WHAT YOU SHOULD DO:
Locate each line below that includes "impetratam" and reproduce it.

Data records:
━━━━━━━━━━━━━━━━
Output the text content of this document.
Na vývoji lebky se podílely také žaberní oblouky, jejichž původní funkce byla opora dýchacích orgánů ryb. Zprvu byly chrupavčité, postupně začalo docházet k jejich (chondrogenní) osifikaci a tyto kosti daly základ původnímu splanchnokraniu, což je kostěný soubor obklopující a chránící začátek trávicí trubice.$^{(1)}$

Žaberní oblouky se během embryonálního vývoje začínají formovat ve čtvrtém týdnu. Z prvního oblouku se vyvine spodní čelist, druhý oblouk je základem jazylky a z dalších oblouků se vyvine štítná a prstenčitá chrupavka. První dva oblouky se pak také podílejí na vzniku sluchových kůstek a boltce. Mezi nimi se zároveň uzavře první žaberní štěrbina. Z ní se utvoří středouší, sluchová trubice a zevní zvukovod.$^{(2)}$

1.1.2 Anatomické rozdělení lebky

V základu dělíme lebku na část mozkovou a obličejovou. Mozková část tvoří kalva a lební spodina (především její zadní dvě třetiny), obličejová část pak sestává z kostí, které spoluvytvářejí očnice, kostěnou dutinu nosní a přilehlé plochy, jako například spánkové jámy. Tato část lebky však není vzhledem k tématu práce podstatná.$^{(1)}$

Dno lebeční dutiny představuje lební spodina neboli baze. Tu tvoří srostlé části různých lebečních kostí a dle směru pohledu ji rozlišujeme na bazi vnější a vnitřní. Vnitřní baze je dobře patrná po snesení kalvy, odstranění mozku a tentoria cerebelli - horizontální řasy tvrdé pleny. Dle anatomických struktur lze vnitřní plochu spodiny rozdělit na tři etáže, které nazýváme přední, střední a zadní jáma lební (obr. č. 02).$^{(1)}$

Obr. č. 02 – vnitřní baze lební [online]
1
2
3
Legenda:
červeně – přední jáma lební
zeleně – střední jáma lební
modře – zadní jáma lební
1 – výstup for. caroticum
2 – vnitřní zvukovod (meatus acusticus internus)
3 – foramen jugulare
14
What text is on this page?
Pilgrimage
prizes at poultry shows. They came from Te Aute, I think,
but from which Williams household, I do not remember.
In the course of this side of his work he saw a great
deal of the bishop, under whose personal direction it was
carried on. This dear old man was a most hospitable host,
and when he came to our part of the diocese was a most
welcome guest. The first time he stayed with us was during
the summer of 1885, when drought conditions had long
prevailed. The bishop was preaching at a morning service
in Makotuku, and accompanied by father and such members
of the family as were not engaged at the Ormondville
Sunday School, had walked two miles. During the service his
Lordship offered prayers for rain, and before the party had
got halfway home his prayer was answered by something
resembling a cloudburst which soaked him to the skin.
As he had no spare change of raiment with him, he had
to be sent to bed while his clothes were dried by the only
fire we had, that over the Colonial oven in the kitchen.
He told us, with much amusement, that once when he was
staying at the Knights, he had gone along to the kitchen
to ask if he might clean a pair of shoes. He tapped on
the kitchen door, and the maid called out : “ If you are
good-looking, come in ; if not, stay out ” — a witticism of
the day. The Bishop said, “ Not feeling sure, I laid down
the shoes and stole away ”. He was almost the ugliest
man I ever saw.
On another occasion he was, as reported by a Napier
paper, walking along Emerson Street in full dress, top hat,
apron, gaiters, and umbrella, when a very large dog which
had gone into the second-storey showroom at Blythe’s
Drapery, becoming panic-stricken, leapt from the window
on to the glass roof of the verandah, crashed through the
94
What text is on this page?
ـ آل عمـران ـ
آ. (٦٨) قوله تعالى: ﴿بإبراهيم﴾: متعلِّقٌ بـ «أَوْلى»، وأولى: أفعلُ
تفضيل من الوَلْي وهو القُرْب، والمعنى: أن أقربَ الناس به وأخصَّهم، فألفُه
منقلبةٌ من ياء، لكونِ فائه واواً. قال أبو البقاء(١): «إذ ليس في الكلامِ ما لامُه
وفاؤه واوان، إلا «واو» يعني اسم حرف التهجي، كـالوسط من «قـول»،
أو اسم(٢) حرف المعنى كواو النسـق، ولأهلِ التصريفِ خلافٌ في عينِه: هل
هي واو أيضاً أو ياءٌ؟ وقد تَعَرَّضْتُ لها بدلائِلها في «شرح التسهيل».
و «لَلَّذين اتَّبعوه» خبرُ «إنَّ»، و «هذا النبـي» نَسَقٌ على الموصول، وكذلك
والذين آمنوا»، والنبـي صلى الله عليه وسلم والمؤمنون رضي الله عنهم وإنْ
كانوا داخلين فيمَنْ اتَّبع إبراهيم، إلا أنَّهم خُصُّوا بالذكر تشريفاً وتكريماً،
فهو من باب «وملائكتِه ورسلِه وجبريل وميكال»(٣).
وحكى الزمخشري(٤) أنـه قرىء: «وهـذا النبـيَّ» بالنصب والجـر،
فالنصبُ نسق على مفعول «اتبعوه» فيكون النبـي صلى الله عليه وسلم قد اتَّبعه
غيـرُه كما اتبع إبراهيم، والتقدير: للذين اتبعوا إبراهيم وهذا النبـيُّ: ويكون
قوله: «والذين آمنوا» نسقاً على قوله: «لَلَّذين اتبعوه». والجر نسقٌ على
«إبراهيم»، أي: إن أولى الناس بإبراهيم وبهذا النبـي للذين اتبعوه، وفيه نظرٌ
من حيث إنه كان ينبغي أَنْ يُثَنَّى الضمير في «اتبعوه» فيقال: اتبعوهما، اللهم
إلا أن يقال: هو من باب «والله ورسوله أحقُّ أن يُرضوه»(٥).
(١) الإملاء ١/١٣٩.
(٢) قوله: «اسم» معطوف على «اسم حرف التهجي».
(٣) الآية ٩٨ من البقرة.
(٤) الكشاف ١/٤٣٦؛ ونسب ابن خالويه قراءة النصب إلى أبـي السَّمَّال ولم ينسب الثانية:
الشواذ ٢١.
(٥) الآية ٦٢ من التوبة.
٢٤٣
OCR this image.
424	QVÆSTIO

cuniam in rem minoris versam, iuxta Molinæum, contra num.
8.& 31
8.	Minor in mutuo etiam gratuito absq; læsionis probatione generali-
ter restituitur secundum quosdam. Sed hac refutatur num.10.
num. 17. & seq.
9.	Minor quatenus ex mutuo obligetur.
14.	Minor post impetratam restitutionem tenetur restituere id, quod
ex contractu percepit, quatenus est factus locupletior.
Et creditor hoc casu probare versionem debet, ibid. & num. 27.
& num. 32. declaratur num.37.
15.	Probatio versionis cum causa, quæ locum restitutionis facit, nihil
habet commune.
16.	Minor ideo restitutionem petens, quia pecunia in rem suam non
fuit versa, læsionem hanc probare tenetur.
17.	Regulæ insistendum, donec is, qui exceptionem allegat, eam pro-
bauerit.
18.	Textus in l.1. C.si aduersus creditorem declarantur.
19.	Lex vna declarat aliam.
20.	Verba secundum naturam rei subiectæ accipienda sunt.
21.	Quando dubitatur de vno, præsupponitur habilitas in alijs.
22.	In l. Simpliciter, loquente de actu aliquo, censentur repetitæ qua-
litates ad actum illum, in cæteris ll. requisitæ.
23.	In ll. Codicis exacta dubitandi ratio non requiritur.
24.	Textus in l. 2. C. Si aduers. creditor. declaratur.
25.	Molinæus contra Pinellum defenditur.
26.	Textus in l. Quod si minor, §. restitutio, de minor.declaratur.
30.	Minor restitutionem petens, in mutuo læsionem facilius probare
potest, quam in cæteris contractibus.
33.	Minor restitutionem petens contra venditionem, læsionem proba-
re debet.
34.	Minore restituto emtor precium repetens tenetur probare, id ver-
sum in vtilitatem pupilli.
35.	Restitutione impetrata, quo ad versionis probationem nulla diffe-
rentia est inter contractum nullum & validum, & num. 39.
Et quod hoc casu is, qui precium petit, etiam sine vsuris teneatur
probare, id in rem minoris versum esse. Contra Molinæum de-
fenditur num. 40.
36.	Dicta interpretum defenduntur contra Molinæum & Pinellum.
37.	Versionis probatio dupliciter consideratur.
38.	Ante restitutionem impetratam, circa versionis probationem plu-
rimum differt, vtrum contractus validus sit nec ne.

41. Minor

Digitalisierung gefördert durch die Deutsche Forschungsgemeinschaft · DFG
━━━━━━━━━━━━━━━━
THE RESPONSE:
14.	Minor post impetratam restitutionem tenetur restituere id, quod
38.	Ante restitutionem impetratam, circa versionis probationem plu-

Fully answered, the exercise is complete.